Print the listing as it stands, omitting all images.

# Start of Supplied data

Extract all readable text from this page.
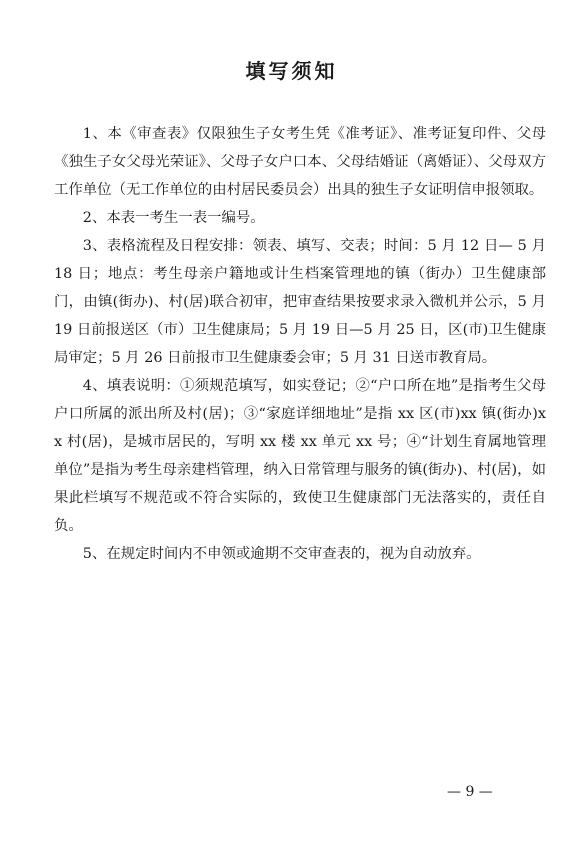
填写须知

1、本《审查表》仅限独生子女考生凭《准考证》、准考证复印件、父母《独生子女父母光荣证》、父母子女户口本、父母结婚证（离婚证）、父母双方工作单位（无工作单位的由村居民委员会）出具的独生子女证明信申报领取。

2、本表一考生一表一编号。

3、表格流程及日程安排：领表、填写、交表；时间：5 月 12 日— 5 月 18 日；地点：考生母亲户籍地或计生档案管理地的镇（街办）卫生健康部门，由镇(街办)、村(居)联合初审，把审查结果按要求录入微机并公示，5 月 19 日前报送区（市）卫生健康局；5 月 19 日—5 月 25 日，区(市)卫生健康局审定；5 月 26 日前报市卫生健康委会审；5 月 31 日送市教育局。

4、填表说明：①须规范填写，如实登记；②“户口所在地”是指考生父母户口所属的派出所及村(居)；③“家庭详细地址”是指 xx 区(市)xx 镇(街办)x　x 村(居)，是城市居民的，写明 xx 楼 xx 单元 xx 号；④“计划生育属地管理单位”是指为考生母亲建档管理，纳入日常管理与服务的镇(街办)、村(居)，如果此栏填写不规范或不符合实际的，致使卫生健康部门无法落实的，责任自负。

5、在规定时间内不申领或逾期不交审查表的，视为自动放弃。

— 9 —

# End of Supplied data

◆ **Answer for this exercise**
Extract all readable text from this page.
填写须知

1、本《审查表》仅限独生子女考生凭《准考证》、准考证复印件、父母《独生子女父母光荣证》、父母子女户口本、父母结婚证（离婚证）、父母双方工作单位（无工作单位的由村居民委员会）出具的独生子女证明信申报领取。

2、本表一考生一表一编号。

3、表格流程及日程安排：领表、填写、交表；时间：5 月 12 日— 5 月 18 日；地点：考生母亲户籍地或计生档案管理地的镇（街办）卫生健康部门，由镇(街办)、村(居)联合初审，把审查结果按要求录入微机并公示，5 月 19 日前报送区（市）卫生健康局；5 月 19 日—5 月 25 日，区(市)卫生健康局审定；5 月 26 日前报市卫生健康委会审；5 月 31 日送市教育局。

4、填表说明：①须规范填写，如实登记；②“户口所在地”是指考生父母户口所属的派出所及村(居)；③“家庭详细地址”是指 xx 区(市)xx 镇(街办)x　x 村(居)，是城市居民的，写明 xx 楼 xx 单元 xx 号；④“计划生育属地管理单位”是指为考生母亲建档管理，纳入日常管理与服务的镇(街办)、村(居)，如果此栏填写不规范或不符合实际的，致使卫生健康部门无法落实的，责任自负。

5、在规定时间内不申领或逾期不交审查表的，视为自动放弃。

— 9 —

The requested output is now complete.